Work instructions:
Locate the word "this" in the data below, then copy every line that holds it.
──────────────────────────────
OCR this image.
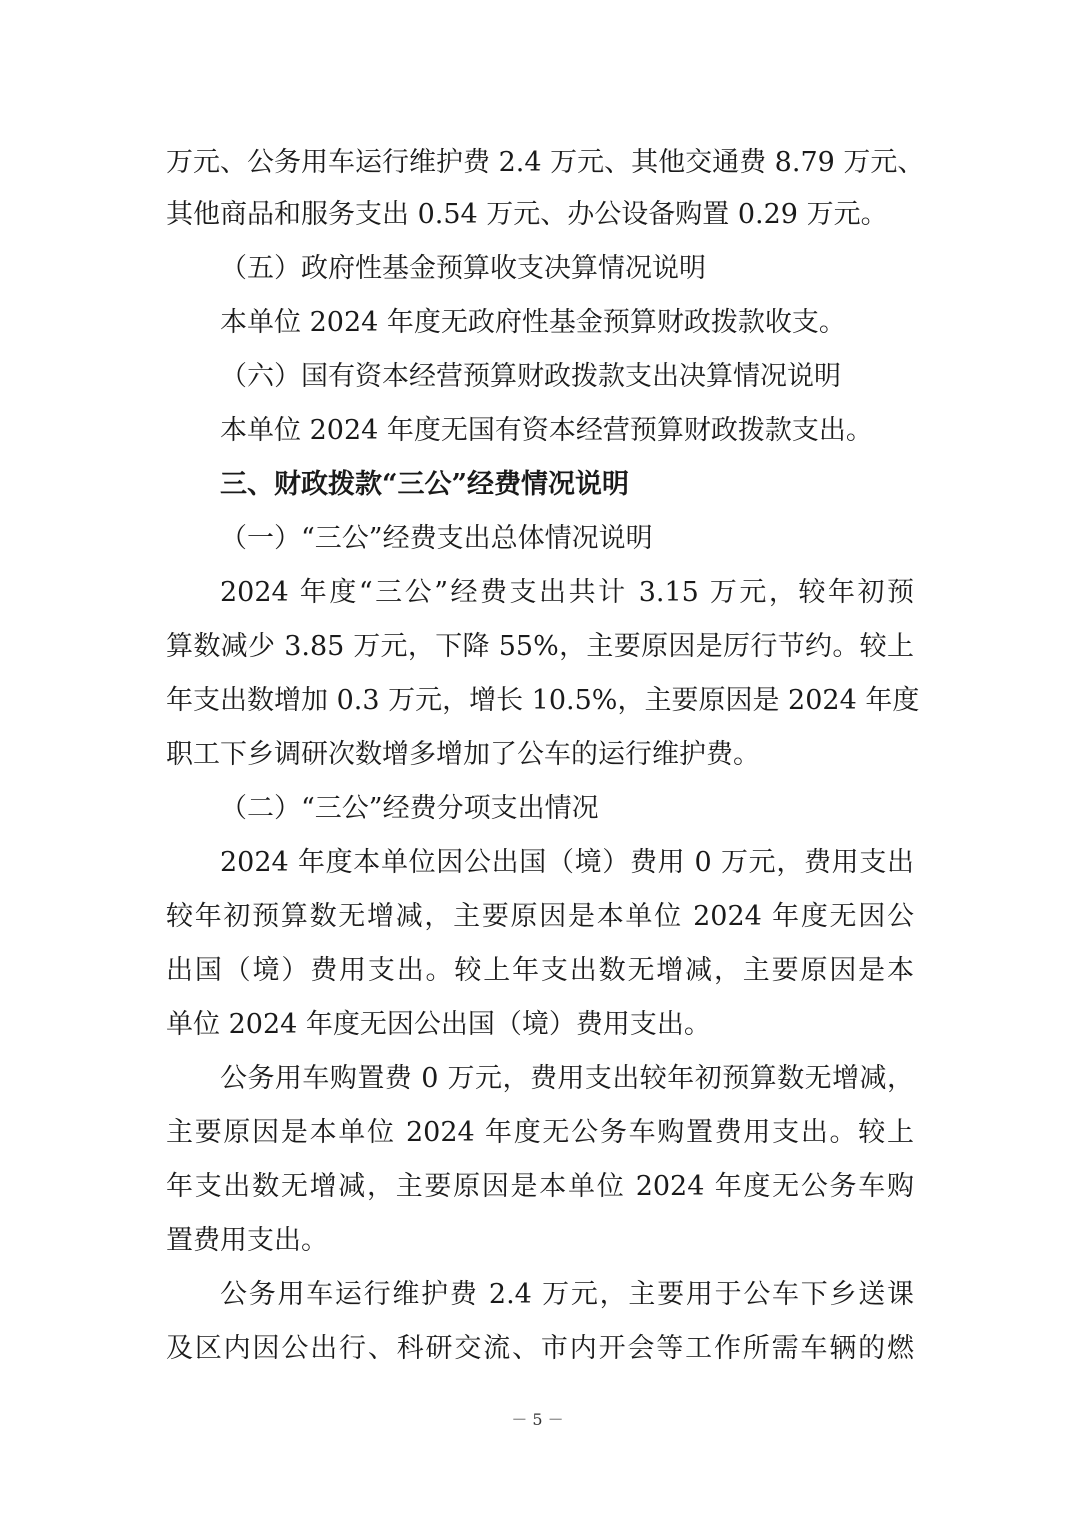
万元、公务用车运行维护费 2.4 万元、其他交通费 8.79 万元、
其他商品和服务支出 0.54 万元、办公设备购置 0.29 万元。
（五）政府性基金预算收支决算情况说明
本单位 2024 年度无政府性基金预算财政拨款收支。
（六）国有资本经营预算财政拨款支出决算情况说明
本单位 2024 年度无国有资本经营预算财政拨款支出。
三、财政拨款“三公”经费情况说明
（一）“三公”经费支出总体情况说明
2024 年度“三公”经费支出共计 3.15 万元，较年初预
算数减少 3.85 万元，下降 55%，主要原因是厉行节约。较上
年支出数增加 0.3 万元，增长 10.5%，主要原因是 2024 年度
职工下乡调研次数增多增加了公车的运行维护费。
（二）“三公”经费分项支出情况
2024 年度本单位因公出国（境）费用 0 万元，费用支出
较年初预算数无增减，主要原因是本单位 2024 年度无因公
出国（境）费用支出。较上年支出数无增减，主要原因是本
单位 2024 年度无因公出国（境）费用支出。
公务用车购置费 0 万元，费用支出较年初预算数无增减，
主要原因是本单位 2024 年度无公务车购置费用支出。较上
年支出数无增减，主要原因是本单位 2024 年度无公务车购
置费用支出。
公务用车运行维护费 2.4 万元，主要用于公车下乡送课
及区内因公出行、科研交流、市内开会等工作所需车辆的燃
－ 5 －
──────────────────────────────
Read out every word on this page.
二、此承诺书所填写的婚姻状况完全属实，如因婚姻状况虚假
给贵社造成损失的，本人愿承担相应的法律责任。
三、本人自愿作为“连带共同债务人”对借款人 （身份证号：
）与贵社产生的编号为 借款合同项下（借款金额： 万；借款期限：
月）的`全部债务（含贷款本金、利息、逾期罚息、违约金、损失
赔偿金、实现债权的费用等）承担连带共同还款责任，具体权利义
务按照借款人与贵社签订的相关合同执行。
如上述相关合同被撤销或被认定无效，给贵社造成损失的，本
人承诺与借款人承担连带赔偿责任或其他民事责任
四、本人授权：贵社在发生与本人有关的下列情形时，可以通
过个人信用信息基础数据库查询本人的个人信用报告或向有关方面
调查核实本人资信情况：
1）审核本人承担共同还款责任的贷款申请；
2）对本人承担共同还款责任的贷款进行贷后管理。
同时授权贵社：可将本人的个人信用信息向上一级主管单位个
──────────────────────────────
Answer in full:
OCR this image.
Read out every word on this page.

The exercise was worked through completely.